> PROBLEM
Please copy all the lines that follow, word for word.
══ MATERIAL FOR THE TASK
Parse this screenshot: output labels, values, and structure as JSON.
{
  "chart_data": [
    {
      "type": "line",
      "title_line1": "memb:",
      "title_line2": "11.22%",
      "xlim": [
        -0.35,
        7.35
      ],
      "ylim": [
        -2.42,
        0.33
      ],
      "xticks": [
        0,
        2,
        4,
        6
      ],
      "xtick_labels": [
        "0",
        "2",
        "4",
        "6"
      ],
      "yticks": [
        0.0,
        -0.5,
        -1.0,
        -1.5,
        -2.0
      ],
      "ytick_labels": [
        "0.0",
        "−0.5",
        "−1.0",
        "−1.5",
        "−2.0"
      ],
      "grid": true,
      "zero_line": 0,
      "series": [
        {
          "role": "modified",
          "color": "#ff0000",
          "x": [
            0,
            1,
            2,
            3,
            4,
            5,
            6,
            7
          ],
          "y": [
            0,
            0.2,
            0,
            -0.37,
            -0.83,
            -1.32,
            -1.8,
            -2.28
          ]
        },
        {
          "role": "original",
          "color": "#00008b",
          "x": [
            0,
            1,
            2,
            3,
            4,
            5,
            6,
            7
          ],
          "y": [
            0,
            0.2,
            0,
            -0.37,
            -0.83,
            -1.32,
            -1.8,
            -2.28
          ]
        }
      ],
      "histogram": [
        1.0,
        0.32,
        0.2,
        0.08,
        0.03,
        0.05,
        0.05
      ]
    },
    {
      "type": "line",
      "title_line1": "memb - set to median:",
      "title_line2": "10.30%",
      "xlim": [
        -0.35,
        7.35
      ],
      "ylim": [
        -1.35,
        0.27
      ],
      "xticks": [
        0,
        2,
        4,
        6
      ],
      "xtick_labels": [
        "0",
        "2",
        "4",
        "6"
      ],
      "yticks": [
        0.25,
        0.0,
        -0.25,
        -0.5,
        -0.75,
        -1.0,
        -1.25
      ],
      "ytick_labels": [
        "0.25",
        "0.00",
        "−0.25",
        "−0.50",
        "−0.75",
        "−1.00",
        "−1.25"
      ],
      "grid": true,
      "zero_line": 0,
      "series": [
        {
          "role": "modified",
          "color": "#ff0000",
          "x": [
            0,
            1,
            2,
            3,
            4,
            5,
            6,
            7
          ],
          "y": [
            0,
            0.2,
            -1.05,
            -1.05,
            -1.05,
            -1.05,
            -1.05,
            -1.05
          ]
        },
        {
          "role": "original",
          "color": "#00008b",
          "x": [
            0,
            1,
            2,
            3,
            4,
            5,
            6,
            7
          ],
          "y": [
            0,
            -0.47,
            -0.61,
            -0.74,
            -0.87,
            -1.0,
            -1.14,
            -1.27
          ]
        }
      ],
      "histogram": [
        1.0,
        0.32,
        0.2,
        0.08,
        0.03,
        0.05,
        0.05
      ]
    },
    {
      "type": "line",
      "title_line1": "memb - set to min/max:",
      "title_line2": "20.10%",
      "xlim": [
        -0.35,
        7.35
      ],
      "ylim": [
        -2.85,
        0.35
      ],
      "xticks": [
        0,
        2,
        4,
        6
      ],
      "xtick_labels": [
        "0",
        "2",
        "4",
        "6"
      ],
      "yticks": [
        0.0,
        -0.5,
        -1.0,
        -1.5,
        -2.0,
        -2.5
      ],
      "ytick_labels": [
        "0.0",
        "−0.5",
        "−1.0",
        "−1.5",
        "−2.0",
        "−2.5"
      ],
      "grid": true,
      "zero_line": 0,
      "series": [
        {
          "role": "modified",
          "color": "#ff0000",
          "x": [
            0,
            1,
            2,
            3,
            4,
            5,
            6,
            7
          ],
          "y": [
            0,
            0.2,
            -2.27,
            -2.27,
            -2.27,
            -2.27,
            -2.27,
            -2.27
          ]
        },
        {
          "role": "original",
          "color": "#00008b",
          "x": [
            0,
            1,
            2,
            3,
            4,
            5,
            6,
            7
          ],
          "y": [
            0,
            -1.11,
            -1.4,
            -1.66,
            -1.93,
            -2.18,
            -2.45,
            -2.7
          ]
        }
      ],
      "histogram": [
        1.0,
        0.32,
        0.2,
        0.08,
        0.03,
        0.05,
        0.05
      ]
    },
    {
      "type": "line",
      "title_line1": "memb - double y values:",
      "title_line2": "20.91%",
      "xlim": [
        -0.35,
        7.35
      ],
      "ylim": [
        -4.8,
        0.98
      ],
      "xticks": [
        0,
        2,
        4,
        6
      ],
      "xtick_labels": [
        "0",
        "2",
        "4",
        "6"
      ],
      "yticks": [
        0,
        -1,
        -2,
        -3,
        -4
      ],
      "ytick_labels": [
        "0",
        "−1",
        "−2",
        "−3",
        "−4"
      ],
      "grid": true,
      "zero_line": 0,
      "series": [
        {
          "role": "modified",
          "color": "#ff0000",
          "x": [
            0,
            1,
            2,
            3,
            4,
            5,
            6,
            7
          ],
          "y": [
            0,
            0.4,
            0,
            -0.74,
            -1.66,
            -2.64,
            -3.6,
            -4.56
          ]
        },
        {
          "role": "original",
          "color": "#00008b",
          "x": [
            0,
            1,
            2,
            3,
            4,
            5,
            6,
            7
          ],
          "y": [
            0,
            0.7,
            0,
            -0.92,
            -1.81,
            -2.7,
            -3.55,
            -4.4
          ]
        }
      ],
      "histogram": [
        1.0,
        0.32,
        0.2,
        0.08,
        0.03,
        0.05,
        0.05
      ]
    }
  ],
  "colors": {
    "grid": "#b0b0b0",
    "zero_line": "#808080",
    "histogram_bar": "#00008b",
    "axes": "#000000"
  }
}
════
> WRITTEN SOLUTION
Parse this screenshot: output labels, values, and structure as JSON.
{
  "chart_data": [
    {
      "type": "line",
      "title_line1": "memb:",
      "title_line2": "11.22%",
      "xlim": [
        -0.35,
        7.35
      ],
      "ylim": [
        -2.42,
        0.33
      ],
      "xticks": [
        0,
        2,
        4,
        6
      ],
      "xtick_labels": [
        "0",
        "2",
        "4",
        "6"
      ],
      "yticks": [
        0.0,
        -0.5,
        -1.0,
        -1.5,
        -2.0
      ],
      "ytick_labels": [
        "0.0",
        "−0.5",
        "−1.0",
        "−1.5",
        "−2.0"
      ],
      "grid": true,
      "zero_line": 0,
      "series": [
        {
          "role": "modified",
          "color": "#ff0000",
          "x": [
            0,
            1,
            2,
            3,
            4,
            5,
            6,
            7
          ],
          "y": [
            0,
            0.2,
            0,
            -0.37,
            -0.83,
            -1.32,
            -1.8,
            -2.28
          ]
        },
        {
          "role": "original",
          "color": "#00008b",
          "x": [
            0,
            1,
            2,
            3,
            4,
            5,
            6,
            7
          ],
          "y": [
            0,
            0.2,
            0,
            -0.37,
            -0.83,
            -1.32,
            -1.8,
            -2.28
          ]
        }
      ],
      "histogram": [
        1.0,
        0.32,
        0.2,
        0.08,
        0.03,
        0.05,
        0.05
      ]
    },
    {
      "type": "line",
      "title_line1": "memb - set to median:",
      "title_line2": "10.30%",
      "xlim": [
        -0.35,
        7.35
      ],
      "ylim": [
        -1.35,
        0.27
      ],
      "xticks": [
        0,
        2,
        4,
        6
      ],
      "xtick_labels": [
        "0",
        "2",
        "4",
        "6"
      ],
      "yticks": [
        0.25,
        0.0,
        -0.25,
        -0.5,
        -0.75,
        -1.0,
        -1.25
      ],
      "ytick_labels": [
        "0.25",
        "0.00",
        "−0.25",
        "−0.50",
        "−0.75",
        "−1.00",
        "−1.25"
      ],
      "grid": true,
      "zero_line": 0,
      "series": [
        {
          "role": "modified",
          "color": "#ff0000",
          "x": [
            0,
            1,
            2,
            3,
            4,
            5,
            6,
            7
          ],
          "y": [
            0,
            0.2,
            -1.05,
            -1.05,
            -1.05,
            -1.05,
            -1.05,
            -1.05
          ]
        },
        {
          "role": "original",
          "color": "#00008b",
          "x": [
            0,
            1,
            2,
            3,
            4,
            5,
            6,
            7
          ],
          "y": [
            0,
            -0.47,
            -0.61,
            -0.74,
            -0.87,
            -1.0,
            -1.14,
            -1.27
          ]
        }
      ],
      "histogram": [
        1.0,
        0.32,
        0.2,
        0.08,
        0.03,
        0.05,
        0.05
      ]
    },
    {
      "type": "line",
      "title_line1": "memb - set to min/max:",
      "title_line2": "20.10%",
      "xlim": [
        -0.35,
        7.35
      ],
      "ylim": [
        -2.85,
        0.35
      ],
      "xticks": [
        0,
        2,
        4,
        6
      ],
      "xtick_labels": [
        "0",
        "2",
        "4",
        "6"
      ],
      "yticks": [
        0.0,
        -0.5,
        -1.0,
        -1.5,
        -2.0,
        -2.5
      ],
      "ytick_labels": [
        "0.0",
        "−0.5",
        "−1.0",
        "−1.5",
        "−2.0",
        "−2.5"
      ],
      "grid": true,
      "zero_line": 0,
      "series": [
        {
          "role": "modified",
          "color": "#ff0000",
          "x": [
            0,
            1,
            2,
            3,
            4,
            5,
            6,
            7
          ],
          "y": [
            0,
            0.2,
            -2.27,
            -2.27,
            -2.27,
            -2.27,
            -2.27,
            -2.27
          ]
        },
        {
          "role": "original",
          "color": "#00008b",
          "x": [
            0,
            1,
            2,
            3,
            4,
            5,
            6,
            7
          ],
          "y": [
            0,
            -1.11,
            -1.4,
            -1.66,
            -1.93,
            -2.18,
            -2.45,
            -2.7
          ]
        }
      ],
      "histogram": [
        1.0,
        0.32,
        0.2,
        0.08,
        0.03,
        0.05,
        0.05
      ]
    },
    {
      "type": "line",
      "title_line1": "memb - double y values:",
      "title_line2": "20.91%",
      "xlim": [
        -0.35,
        7.35
      ],
      "ylim": [
        -4.8,
        0.98
      ],
      "xticks": [
        0,
        2,
        4,
        6
      ],
      "xtick_labels": [
        "0",
        "2",
        "4",
        "6"
      ],
      "yticks": [
        0,
        -1,
        -2,
        -3,
        -4
      ],
      "ytick_labels": [
        "0",
        "−1",
        "−2",
        "−3",
        "−4"
      ],
      "grid": true,
      "zero_line": 0,
      "series": [
        {
          "role": "modified",
          "color": "#ff0000",
          "x": [
            0,
            1,
            2,
            3,
            4,
            5,
            6,
            7
          ],
          "y": [
            0,
            0.4,
            0,
            -0.74,
            -1.66,
            -2.64,
            -3.6,
            -4.56
          ]
        },
        {
          "role": "original",
          "color": "#00008b",
          "x": [
            0,
            1,
            2,
            3,
            4,
            5,
            6,
            7
          ],
          "y": [
            0,
            0.7,
            0,
            -0.92,
            -1.81,
            -2.7,
            -3.55,
            -4.4
          ]
        }
      ],
      "histogram": [
        1.0,
        0.32,
        0.2,
        0.08,
        0.03,
        0.05,
        0.05
      ]
    }
  ],
  "colors": {
    "grid": "#b0b0b0",
    "zero_line": "#808080",
    "histogram_bar": "#00008b",
    "axes": "#000000"
  }
}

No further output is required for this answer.